## START Data for this task

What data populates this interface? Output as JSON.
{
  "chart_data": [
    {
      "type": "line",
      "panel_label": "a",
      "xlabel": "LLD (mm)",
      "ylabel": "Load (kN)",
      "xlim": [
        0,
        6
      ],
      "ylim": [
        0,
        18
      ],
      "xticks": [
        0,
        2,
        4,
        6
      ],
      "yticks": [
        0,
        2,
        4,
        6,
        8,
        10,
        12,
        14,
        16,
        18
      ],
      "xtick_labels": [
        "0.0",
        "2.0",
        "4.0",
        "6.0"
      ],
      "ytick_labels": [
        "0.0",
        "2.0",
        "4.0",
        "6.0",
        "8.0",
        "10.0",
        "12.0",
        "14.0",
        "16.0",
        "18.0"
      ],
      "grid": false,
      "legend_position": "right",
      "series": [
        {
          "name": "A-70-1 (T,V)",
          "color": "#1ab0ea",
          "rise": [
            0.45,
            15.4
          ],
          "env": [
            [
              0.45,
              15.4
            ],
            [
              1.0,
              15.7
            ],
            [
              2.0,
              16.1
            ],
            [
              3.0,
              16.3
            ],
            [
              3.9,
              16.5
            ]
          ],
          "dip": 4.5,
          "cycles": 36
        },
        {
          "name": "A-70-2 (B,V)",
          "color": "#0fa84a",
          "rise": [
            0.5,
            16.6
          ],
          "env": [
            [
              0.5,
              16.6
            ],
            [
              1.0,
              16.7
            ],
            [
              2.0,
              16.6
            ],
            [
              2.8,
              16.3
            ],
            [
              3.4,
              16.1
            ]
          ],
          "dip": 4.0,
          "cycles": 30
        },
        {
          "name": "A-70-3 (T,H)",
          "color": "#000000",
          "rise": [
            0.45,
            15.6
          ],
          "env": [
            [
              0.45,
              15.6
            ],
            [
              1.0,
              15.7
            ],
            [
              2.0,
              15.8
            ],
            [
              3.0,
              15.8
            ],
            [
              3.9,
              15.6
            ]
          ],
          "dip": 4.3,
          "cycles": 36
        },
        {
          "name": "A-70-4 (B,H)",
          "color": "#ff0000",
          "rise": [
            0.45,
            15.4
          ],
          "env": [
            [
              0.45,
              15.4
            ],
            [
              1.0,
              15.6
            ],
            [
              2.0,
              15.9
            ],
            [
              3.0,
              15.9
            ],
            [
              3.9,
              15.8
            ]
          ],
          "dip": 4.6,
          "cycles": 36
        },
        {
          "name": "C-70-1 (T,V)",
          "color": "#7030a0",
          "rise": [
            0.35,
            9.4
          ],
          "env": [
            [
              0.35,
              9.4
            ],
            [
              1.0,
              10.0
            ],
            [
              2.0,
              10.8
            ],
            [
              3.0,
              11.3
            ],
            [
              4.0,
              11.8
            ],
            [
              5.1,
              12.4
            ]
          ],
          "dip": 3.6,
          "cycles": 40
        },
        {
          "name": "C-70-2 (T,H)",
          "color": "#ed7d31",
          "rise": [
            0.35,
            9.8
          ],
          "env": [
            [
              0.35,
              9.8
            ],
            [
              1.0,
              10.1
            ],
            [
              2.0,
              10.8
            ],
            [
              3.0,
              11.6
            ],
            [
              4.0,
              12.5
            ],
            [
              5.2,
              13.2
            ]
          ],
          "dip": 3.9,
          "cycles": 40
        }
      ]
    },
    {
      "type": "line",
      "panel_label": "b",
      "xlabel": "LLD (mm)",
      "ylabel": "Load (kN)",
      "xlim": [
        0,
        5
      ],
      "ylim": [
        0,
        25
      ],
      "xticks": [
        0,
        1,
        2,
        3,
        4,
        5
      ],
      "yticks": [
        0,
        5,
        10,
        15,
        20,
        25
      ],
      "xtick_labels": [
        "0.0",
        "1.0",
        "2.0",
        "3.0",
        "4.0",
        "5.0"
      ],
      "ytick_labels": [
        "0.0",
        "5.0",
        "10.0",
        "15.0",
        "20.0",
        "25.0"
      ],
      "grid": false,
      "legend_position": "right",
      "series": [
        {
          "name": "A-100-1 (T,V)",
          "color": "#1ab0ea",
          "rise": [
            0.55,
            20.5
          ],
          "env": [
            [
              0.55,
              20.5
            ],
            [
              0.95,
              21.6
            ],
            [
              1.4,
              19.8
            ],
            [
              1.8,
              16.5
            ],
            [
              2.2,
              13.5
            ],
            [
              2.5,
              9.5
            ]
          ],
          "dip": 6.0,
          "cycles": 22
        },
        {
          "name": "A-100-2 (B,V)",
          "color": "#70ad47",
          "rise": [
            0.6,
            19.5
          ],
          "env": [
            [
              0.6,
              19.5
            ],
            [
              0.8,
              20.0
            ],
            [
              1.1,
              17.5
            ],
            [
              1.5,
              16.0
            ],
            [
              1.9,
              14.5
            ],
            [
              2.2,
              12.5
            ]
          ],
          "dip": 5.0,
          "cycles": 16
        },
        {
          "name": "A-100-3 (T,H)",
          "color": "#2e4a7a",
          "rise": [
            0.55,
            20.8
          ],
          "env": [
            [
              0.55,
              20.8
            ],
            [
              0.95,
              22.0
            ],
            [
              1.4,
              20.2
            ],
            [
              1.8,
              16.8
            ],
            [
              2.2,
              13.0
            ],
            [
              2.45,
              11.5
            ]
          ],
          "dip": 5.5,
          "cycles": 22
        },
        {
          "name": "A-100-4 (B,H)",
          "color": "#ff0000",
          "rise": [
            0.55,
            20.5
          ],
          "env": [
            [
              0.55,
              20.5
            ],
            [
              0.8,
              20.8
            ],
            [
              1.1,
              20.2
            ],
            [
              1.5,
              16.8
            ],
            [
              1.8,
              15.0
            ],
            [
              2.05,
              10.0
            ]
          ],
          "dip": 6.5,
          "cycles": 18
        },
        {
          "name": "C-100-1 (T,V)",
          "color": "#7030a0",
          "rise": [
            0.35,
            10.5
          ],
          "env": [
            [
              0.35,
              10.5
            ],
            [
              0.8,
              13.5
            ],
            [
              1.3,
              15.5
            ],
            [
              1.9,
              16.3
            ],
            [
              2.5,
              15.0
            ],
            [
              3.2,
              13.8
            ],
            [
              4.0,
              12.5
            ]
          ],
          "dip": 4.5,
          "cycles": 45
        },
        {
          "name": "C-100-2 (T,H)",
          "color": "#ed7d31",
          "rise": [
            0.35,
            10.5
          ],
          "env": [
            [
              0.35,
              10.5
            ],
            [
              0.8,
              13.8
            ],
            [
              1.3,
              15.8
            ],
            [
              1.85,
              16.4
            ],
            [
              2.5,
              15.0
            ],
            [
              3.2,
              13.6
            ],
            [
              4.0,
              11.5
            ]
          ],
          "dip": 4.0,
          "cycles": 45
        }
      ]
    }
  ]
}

## END Data for this task

• What the task asks: Return every record above exactly as it appears.

• Exercise answer:
What data populates this interface? Output as JSON.
{
  "chart_data": [
    {
      "type": "line",
      "panel_label": "a",
      "xlabel": "LLD (mm)",
      "ylabel": "Load (kN)",
      "xlim": [
        0,
        6
      ],
      "ylim": [
        0,
        18
      ],
      "xticks": [
        0,
        2,
        4,
        6
      ],
      "yticks": [
        0,
        2,
        4,
        6,
        8,
        10,
        12,
        14,
        16,
        18
      ],
      "xtick_labels": [
        "0.0",
        "2.0",
        "4.0",
        "6.0"
      ],
      "ytick_labels": [
        "0.0",
        "2.0",
        "4.0",
        "6.0",
        "8.0",
        "10.0",
        "12.0",
        "14.0",
        "16.0",
        "18.0"
      ],
      "grid": false,
      "legend_position": "right",
      "series": [
        {
          "name": "A-70-1 (T,V)",
          "color": "#1ab0ea",
          "rise": [
            0.45,
            15.4
          ],
          "env": [
            [
              0.45,
              15.4
            ],
            [
              1.0,
              15.7
            ],
            [
              2.0,
              16.1
            ],
            [
              3.0,
              16.3
            ],
            [
              3.9,
              16.5
            ]
          ],
          "dip": 4.5,
          "cycles": 36
        },
        {
          "name": "A-70-2 (B,V)",
          "color": "#0fa84a",
          "rise": [
            0.5,
            16.6
          ],
          "env": [
            [
              0.5,
              16.6
            ],
            [
              1.0,
              16.7
            ],
            [
              2.0,
              16.6
            ],
            [
              2.8,
              16.3
            ],
            [
              3.4,
              16.1
            ]
          ],
          "dip": 4.0,
          "cycles": 30
        },
        {
          "name": "A-70-3 (T,H)",
          "color": "#000000",
          "rise": [
            0.45,
            15.6
          ],
          "env": [
            [
              0.45,
              15.6
            ],
            [
              1.0,
              15.7
            ],
            [
              2.0,
              15.8
            ],
            [
              3.0,
              15.8
            ],
            [
              3.9,
              15.6
            ]
          ],
          "dip": 4.3,
          "cycles": 36
        },
        {
          "name": "A-70-4 (B,H)",
          "color": "#ff0000",
          "rise": [
            0.45,
            15.4
          ],
          "env": [
            [
              0.45,
              15.4
            ],
            [
              1.0,
              15.6
            ],
            [
              2.0,
              15.9
            ],
            [
              3.0,
              15.9
            ],
            [
              3.9,
              15.8
            ]
          ],
          "dip": 4.6,
          "cycles": 36
        },
        {
          "name": "C-70-1 (T,V)",
          "color": "#7030a0",
          "rise": [
            0.35,
            9.4
          ],
          "env": [
            [
              0.35,
              9.4
            ],
            [
              1.0,
              10.0
            ],
            [
              2.0,
              10.8
            ],
            [
              3.0,
              11.3
            ],
            [
              4.0,
              11.8
            ],
            [
              5.1,
              12.4
            ]
          ],
          "dip": 3.6,
          "cycles": 40
        },
        {
          "name": "C-70-2 (T,H)",
          "color": "#ed7d31",
          "rise": [
            0.35,
            9.8
          ],
          "env": [
            [
              0.35,
              9.8
            ],
            [
              1.0,
              10.1
            ],
            [
              2.0,
              10.8
            ],
            [
              3.0,
              11.6
            ],
            [
              4.0,
              12.5
            ],
            [
              5.2,
              13.2
            ]
          ],
          "dip": 3.9,
          "cycles": 40
        }
      ]
    },
    {
      "type": "line",
      "panel_label": "b",
      "xlabel": "LLD (mm)",
      "ylabel": "Load (kN)",
      "xlim": [
        0,
        5
      ],
      "ylim": [
        0,
        25
      ],
      "xticks": [
        0,
        1,
        2,
        3,
        4,
        5
      ],
      "yticks": [
        0,
        5,
        10,
        15,
        20,
        25
      ],
      "xtick_labels": [
        "0.0",
        "1.0",
        "2.0",
        "3.0",
        "4.0",
        "5.0"
      ],
      "ytick_labels": [
        "0.0",
        "5.0",
        "10.0",
        "15.0",
        "20.0",
        "25.0"
      ],
      "grid": false,
      "legend_position": "right",
      "series": [
        {
          "name": "A-100-1 (T,V)",
          "color": "#1ab0ea",
          "rise": [
            0.55,
            20.5
          ],
          "env": [
            [
              0.55,
              20.5
            ],
            [
              0.95,
              21.6
            ],
            [
              1.4,
              19.8
            ],
            [
              1.8,
              16.5
            ],
            [
              2.2,
              13.5
            ],
            [
              2.5,
              9.5
            ]
          ],
          "dip": 6.0,
          "cycles": 22
        },
        {
          "name": "A-100-2 (B,V)",
          "color": "#70ad47",
          "rise": [
            0.6,
            19.5
          ],
          "env": [
            [
              0.6,
              19.5
            ],
            [
              0.8,
              20.0
            ],
            [
              1.1,
              17.5
            ],
            [
              1.5,
              16.0
            ],
            [
              1.9,
              14.5
            ],
            [
              2.2,
              12.5
            ]
          ],
          "dip": 5.0,
          "cycles": 16
        },
        {
          "name": "A-100-3 (T,H)",
          "color": "#2e4a7a",
          "rise": [
            0.55,
            20.8
          ],
          "env": [
            [
              0.55,
              20.8
            ],
            [
              0.95,
              22.0
            ],
            [
              1.4,
              20.2
            ],
            [
              1.8,
              16.8
            ],
            [
              2.2,
              13.0
            ],
            [
              2.45,
              11.5
            ]
          ],
          "dip": 5.5,
          "cycles": 22
        },
        {
          "name": "A-100-4 (B,H)",
          "color": "#ff0000",
          "rise": [
            0.55,
            20.5
          ],
          "env": [
            [
              0.55,
              20.5
            ],
            [
              0.8,
              20.8
            ],
            [
              1.1,
              20.2
            ],
            [
              1.5,
              16.8
            ],
            [
              1.8,
              15.0
            ],
            [
              2.05,
              10.0
            ]
          ],
          "dip": 6.5,
          "cycles": 18
        },
        {
          "name": "C-100-1 (T,V)",
          "color": "#7030a0",
          "rise": [
            0.35,
            10.5
          ],
          "env": [
            [
              0.35,
              10.5
            ],
            [
              0.8,
              13.5
            ],
            [
              1.3,
              15.5
            ],
            [
              1.9,
              16.3
            ],
            [
              2.5,
              15.0
            ],
            [
              3.2,
              13.8
            ],
            [
              4.0,
              12.5
            ]
          ],
          "dip": 4.5,
          "cycles": 45
        },
        {
          "name": "C-100-2 (T,H)",
          "color": "#ed7d31",
          "rise": [
            0.35,
            10.5
          ],
          "env": [
            [
              0.35,
              10.5
            ],
            [
              0.8,
              13.8
            ],
            [
              1.3,
              15.8
            ],
            [
              1.85,
              16.4
            ],
            [
              2.5,
              15.0
            ],
            [
              3.2,
              13.6
            ],
            [
              4.0,
              11.5
            ]
          ],
          "dip": 4.0,
          "cycles": 45
        }
      ]
    }
  ]
}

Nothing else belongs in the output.